§ INSTRUCTIONS TO FOLLOW
Copy every line, leaving nothing out and adding nothing.

^^^^^^^^^^^^^^^^

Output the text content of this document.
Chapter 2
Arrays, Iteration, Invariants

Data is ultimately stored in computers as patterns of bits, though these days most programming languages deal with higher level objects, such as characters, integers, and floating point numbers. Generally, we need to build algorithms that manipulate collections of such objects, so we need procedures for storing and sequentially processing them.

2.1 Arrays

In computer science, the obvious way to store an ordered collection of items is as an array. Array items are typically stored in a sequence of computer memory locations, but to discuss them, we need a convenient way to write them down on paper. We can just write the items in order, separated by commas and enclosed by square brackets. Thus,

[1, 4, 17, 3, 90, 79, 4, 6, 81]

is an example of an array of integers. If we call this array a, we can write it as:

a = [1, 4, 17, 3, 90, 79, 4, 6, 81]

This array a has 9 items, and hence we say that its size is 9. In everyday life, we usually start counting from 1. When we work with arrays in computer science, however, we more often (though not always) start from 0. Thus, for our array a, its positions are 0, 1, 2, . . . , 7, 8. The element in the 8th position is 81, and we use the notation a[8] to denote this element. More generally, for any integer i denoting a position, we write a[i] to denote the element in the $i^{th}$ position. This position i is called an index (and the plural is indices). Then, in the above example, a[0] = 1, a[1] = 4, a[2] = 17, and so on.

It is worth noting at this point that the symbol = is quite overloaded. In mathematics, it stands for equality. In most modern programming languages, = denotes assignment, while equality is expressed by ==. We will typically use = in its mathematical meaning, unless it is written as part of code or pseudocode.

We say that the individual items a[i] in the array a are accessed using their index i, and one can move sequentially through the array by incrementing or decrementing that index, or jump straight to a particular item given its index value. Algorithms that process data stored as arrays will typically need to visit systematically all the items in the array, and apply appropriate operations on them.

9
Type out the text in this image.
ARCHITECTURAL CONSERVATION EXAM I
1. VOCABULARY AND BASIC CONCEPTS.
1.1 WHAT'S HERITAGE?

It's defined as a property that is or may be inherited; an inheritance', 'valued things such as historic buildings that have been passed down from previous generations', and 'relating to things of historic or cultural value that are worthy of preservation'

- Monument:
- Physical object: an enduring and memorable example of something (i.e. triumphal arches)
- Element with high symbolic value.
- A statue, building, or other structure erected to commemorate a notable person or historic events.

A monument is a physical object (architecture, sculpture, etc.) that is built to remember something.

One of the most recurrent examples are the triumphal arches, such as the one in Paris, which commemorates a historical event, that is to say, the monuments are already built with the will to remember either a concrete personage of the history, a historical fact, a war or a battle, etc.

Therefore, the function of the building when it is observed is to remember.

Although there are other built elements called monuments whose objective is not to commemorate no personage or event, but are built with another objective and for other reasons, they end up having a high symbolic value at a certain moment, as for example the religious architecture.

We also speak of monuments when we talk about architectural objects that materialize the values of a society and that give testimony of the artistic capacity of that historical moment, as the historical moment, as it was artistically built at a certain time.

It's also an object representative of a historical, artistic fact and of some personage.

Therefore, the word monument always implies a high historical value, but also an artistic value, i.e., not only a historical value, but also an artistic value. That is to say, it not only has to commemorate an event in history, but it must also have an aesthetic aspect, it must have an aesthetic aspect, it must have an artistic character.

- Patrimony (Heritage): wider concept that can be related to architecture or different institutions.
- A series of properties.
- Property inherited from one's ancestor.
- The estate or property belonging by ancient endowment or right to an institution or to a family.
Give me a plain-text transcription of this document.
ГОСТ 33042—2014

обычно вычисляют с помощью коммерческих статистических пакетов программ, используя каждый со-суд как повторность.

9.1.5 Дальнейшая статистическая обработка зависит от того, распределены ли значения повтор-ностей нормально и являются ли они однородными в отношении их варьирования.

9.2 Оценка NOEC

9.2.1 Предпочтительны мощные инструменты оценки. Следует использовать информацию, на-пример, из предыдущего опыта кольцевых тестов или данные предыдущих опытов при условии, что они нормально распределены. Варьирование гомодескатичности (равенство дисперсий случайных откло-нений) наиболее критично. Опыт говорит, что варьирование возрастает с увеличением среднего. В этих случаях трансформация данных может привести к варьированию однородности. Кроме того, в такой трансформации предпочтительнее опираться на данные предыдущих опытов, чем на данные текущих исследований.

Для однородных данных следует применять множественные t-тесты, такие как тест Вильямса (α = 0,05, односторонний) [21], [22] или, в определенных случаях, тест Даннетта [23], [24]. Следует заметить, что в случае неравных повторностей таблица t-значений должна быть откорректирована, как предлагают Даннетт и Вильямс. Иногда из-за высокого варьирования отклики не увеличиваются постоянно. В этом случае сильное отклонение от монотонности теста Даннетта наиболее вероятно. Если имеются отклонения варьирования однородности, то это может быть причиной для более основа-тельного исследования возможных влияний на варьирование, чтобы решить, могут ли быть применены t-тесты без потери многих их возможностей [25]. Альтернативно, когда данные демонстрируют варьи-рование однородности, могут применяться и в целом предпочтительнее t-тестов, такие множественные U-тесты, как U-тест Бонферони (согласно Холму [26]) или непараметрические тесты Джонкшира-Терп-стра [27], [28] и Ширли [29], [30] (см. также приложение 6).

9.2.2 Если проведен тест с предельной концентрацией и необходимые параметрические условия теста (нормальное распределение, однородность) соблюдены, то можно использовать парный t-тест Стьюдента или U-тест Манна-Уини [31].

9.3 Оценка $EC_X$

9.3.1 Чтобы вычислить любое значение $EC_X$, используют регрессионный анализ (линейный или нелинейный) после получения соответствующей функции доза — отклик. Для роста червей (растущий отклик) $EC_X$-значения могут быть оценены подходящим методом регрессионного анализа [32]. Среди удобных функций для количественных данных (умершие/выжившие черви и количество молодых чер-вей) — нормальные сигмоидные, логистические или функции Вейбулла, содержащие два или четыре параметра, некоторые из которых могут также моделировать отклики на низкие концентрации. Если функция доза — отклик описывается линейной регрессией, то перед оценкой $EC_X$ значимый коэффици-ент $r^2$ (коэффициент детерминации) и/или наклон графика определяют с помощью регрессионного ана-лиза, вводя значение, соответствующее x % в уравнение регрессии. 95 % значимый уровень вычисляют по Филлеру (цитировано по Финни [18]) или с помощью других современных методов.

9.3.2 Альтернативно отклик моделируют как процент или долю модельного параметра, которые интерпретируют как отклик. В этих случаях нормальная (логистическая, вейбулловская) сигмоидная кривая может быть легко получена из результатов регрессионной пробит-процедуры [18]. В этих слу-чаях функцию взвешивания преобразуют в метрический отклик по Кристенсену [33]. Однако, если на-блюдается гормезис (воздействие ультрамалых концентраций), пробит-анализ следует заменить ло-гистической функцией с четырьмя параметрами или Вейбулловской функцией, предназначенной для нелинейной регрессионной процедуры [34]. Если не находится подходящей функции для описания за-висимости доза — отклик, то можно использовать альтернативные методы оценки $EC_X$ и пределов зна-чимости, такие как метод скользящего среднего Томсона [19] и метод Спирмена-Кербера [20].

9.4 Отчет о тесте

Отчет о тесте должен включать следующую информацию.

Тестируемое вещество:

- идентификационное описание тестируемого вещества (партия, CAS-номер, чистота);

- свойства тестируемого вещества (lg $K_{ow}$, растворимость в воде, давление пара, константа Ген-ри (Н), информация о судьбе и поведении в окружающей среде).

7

^^^^^^^^^^^^^^^^

§ WRITTEN REPLY
Output the text content of this document.
Chapter 2
Arrays, Iteration, Invariants

Data is ultimately stored in computers as patterns of bits, though these days most programming languages deal with higher level objects, such as characters, integers, and floating point numbers. Generally, we need to build algorithms that manipulate collections of such objects, so we need procedures for storing and sequentially processing them.

2.1 Arrays

In computer science, the obvious way to store an ordered collection of items is as an array. Array items are typically stored in a sequence of computer memory locations, but to discuss them, we need a convenient way to write them down on paper. We can just write the items in order, separated by commas and enclosed by square brackets. Thus,

[1, 4, 17, 3, 90, 79, 4, 6, 81]

is an example of an array of integers. If we call this array a, we can write it as:

a = [1, 4, 17, 3, 90, 79, 4, 6, 81]

This array a has 9 items, and hence we say that its size is 9. In everyday life, we usually start counting from 1. When we work with arrays in computer science, however, we more often (though not always) start from 0. Thus, for our array a, its positions are 0, 1, 2, . . . , 7, 8. The element in the 8th position is 81, and we use the notation a[8] to denote this element. More generally, for any integer i denoting a position, we write a[i] to denote the element in the $i^{th}$ position. This position i is called an index (and the plural is indices). Then, in the above example, a[0] = 1, a[1] = 4, a[2] = 17, and so on.

It is worth noting at this point that the symbol = is quite overloaded. In mathematics, it stands for equality. In most modern programming languages, = denotes assignment, while equality is expressed by ==. We will typically use = in its mathematical meaning, unless it is written as part of code or pseudocode.

We say that the individual items a[i] in the array a are accessed using their index i, and one can move sequentially through the array by incrementing or decrementing that index, or jump straight to a particular item given its index value. Algorithms that process data stored as arrays will typically need to visit systematically all the items in the array, and apply appropriate operations on them.

9
Type out the text in this image.
ARCHITECTURAL CONSERVATION EXAM I
1. VOCABULARY AND BASIC CONCEPTS.
1.1 WHAT'S HERITAGE?

It's defined as a property that is or may be inherited; an inheritance', 'valued things such as historic buildings that have been passed down from previous generations', and 'relating to things of historic or cultural value that are worthy of preservation'

- Monument:
- Physical object: an enduring and memorable example of something (i.e. triumphal arches)
- Element with high symbolic value.
- A statue, building, or other structure erected to commemorate a notable person or historic events.

A monument is a physical object (architecture, sculpture, etc.) that is built to remember something.

One of the most recurrent examples are the triumphal arches, such as the one in Paris, which commemorates a historical event, that is to say, the monuments are already built with the will to remember either a concrete personage of the history, a historical fact, a war or a battle, etc.

Therefore, the function of the building when it is observed is to remember.

Although there are other built elements called monuments whose objective is not to commemorate no personage or event, but are built with another objective and for other reasons, they end up having a high symbolic value at a certain moment, as for example the religious architecture.

We also speak of monuments when we talk about architectural objects that materialize the values of a society and that give testimony of the artistic capacity of that historical moment, as the historical moment, as it was artistically built at a certain time.

It's also an object representative of a historical, artistic fact and of some personage.

Therefore, the word monument always implies a high historical value, but also an artistic value, i.e., not only a historical value, but also an artistic value. That is to say, it not only has to commemorate an event in history, but it must also have an aesthetic aspect, it must have an aesthetic aspect, it must have an artistic character.

- Patrimony (Heritage): wider concept that can be related to architecture or different institutions.
- A series of properties.
- Property inherited from one's ancestor.
- The estate or property belonging by ancient endowment or right to an institution or to a family.
Give me a plain-text transcription of this document.
ГОСТ 33042—2014

обычно вычисляют с помощью коммерческих статистических пакетов программ, используя каждый со-суд как повторность.

9.1.5 Дальнейшая статистическая обработка зависит от того, распределены ли значения повтор-ностей нормально и являются ли они однородными в отношении их варьирования.

9.2 Оценка NOEC

9.2.1 Предпочтительны мощные инструменты оценки. Следует использовать информацию, на-пример, из предыдущего опыта кольцевых тестов или данные предыдущих опытов при условии, что они нормально распределены. Варьирование гомодескатичности (равенство дисперсий случайных откло-нений) наиболее критично. Опыт говорит, что варьирование возрастает с увеличением среднего. В этих случаях трансформация данных может привести к варьированию однородности. Кроме того, в такой трансформации предпочтительнее опираться на данные предыдущих опытов, чем на данные текущих исследований.

Для однородных данных следует применять множественные t-тесты, такие как тест Вильямса (α = 0,05, односторонний) [21], [22] или, в определенных случаях, тест Даннетта [23], [24]. Следует заметить, что в случае неравных повторностей таблица t-значений должна быть откорректирована, как предлагают Даннетт и Вильямс. Иногда из-за высокого варьирования отклики не увеличиваются постоянно. В этом случае сильное отклонение от монотонности теста Даннетта наиболее вероятно. Если имеются отклонения варьирования однородности, то это может быть причиной для более основа-тельного исследования возможных влияний на варьирование, чтобы решить, могут ли быть применены t-тесты без потери многих их возможностей [25]. Альтернативно, когда данные демонстрируют варьи-рование однородности, могут применяться и в целом предпочтительнее t-тестов, такие множественные U-тесты, как U-тест Бонферони (согласно Холму [26]) или непараметрические тесты Джонкшира-Терп-стра [27], [28] и Ширли [29], [30] (см. также приложение 6).

9.2.2 Если проведен тест с предельной концентрацией и необходимые параметрические условия теста (нормальное распределение, однородность) соблюдены, то можно использовать парный t-тест Стьюдента или U-тест Манна-Уини [31].

9.3 Оценка $EC_X$

9.3.1 Чтобы вычислить любое значение $EC_X$, используют регрессионный анализ (линейный или нелинейный) после получения соответствующей функции доза — отклик. Для роста червей (растущий отклик) $EC_X$-значения могут быть оценены подходящим методом регрессионного анализа [32]. Среди удобных функций для количественных данных (умершие/выжившие черви и количество молодых чер-вей) — нормальные сигмоидные, логистические или функции Вейбулла, содержащие два или четыре параметра, некоторые из которых могут также моделировать отклики на низкие концентрации. Если функция доза — отклик описывается линейной регрессией, то перед оценкой $EC_X$ значимый коэффици-ент $r^2$ (коэффициент детерминации) и/или наклон графика определяют с помощью регрессионного ана-лиза, вводя значение, соответствующее x % в уравнение регрессии. 95 % значимый уровень вычисляют по Филлеру (цитировано по Финни [18]) или с помощью других современных методов.

9.3.2 Альтернативно отклик моделируют как процент или долю модельного параметра, которые интерпретируют как отклик. В этих случаях нормальная (логистическая, вейбулловская) сигмоидная кривая может быть легко получена из результатов регрессионной пробит-процедуры [18]. В этих слу-чаях функцию взвешивания преобразуют в метрический отклик по Кристенсену [33]. Однако, если на-блюдается гормезис (воздействие ультрамалых концентраций), пробит-анализ следует заменить ло-гистической функцией с четырьмя параметрами или Вейбулловской функцией, предназначенной для нелинейной регрессионной процедуры [34]. Если не находится подходящей функции для описания за-висимости доза — отклик, то можно использовать альтернативные методы оценки $EC_X$ и пределов зна-чимости, такие как метод скользящего среднего Томсона [19] и метод Спирмена-Кербера [20].

9.4 Отчет о тесте

Отчет о тесте должен включать следующую информацию.

Тестируемое вещество:

- идентификационное описание тестируемого вещества (партия, CAS-номер, чистота);

- свойства тестируемого вещества (lg $K_{ow}$, растворимость в воде, давление пара, константа Ген-ри (Н), информация о судьбе и поведении в окружающей среде).

7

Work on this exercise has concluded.